*Stated goal*
Only lines holding the word "AVAILABLE" should be copied from the material.

[Data entries]
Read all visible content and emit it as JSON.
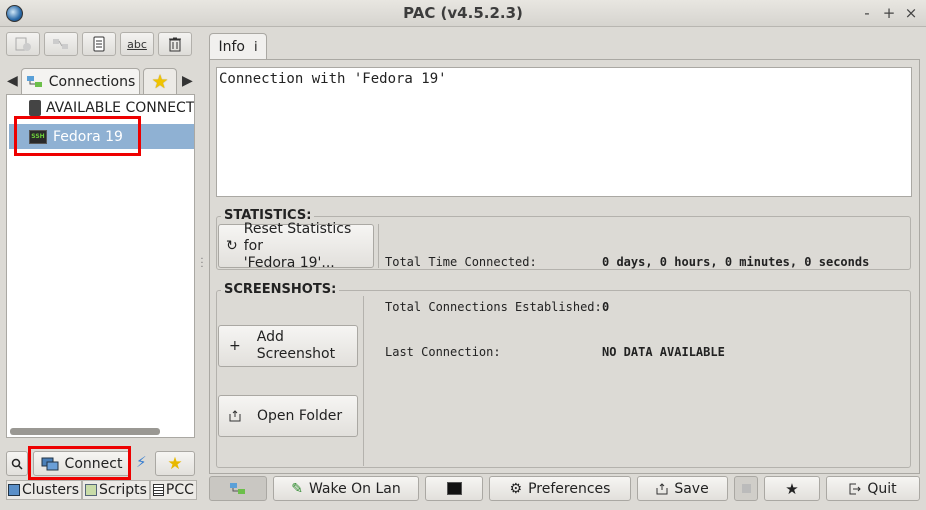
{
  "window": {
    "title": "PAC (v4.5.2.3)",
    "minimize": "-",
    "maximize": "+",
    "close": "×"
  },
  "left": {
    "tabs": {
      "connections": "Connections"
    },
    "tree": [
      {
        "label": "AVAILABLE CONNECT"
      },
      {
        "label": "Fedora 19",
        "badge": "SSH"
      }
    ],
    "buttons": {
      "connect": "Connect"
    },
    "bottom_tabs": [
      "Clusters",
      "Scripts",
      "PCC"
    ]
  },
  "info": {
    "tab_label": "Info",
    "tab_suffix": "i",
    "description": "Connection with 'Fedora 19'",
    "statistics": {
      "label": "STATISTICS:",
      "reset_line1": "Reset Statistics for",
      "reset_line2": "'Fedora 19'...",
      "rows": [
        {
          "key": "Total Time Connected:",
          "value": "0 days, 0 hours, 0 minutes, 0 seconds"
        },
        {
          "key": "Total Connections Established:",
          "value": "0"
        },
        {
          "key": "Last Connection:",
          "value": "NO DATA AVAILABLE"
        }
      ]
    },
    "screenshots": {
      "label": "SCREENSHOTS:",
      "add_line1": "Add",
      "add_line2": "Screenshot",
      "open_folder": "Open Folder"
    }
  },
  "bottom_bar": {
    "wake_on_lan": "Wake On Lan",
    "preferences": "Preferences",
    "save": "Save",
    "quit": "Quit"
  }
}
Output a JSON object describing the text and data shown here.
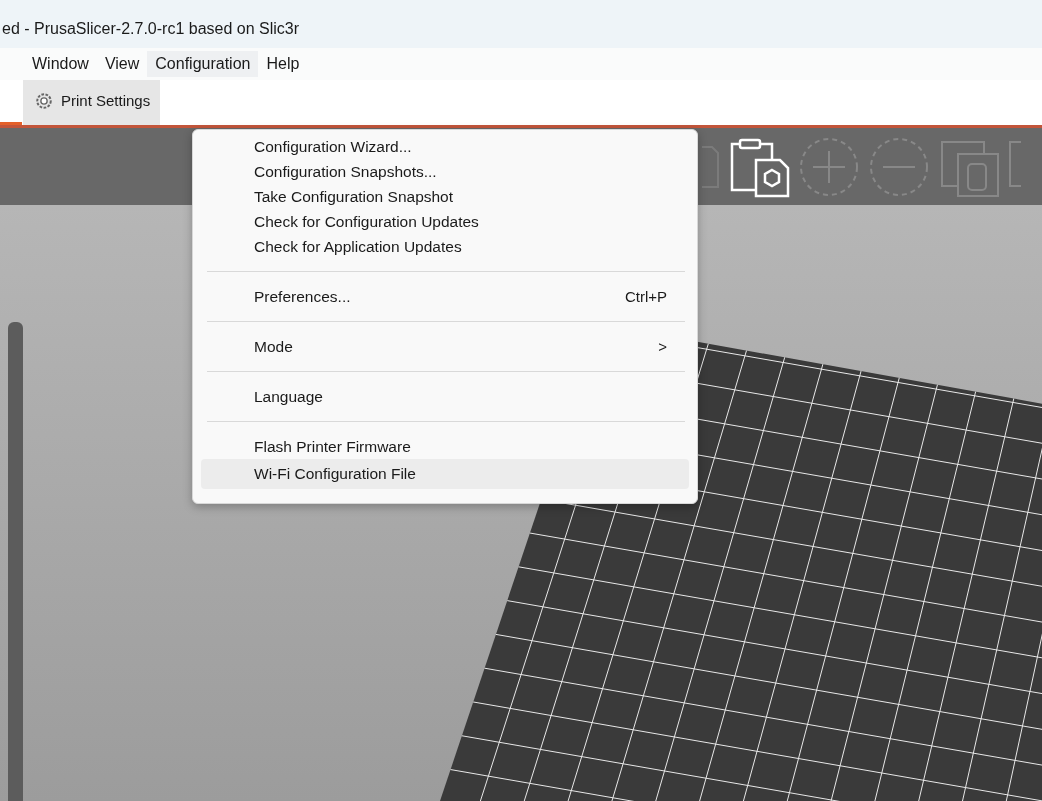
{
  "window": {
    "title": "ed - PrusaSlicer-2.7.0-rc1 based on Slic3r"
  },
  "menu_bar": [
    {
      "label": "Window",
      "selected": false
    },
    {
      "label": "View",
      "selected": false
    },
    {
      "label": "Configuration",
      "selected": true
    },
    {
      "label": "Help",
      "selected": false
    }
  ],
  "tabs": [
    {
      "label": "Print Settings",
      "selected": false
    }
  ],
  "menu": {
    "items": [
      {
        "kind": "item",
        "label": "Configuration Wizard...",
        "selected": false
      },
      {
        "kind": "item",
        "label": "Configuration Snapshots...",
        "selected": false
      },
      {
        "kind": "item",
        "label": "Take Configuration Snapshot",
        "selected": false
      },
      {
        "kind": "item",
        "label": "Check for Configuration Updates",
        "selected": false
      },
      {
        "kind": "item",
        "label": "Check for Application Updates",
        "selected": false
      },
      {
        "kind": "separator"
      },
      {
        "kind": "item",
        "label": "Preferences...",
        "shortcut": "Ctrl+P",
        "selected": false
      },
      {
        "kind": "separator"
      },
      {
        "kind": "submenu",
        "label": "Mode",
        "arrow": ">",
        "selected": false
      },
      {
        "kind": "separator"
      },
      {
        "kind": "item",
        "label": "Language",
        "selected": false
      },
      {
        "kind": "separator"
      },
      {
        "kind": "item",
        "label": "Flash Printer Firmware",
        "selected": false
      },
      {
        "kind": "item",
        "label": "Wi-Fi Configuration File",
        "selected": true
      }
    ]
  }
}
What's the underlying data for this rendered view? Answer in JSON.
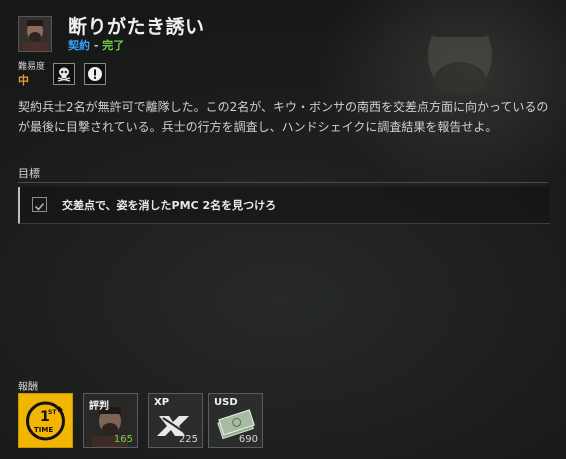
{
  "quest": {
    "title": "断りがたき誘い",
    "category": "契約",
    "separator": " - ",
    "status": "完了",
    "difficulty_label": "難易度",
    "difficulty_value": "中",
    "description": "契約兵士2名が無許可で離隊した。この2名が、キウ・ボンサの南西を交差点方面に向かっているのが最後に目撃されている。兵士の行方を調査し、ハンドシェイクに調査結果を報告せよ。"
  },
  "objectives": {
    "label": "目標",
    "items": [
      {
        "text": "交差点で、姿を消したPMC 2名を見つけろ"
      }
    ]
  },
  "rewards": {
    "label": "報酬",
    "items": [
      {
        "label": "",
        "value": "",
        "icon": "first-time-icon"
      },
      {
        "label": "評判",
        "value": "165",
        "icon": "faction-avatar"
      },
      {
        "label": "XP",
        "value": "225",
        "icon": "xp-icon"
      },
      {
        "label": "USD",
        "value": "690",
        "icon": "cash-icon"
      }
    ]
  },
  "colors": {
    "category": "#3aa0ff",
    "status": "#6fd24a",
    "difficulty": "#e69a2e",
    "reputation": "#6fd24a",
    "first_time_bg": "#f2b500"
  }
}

*Correct output*
        "label": "AVAILABLE CONNECT"
          "value": "NO DATA AVAILABLE"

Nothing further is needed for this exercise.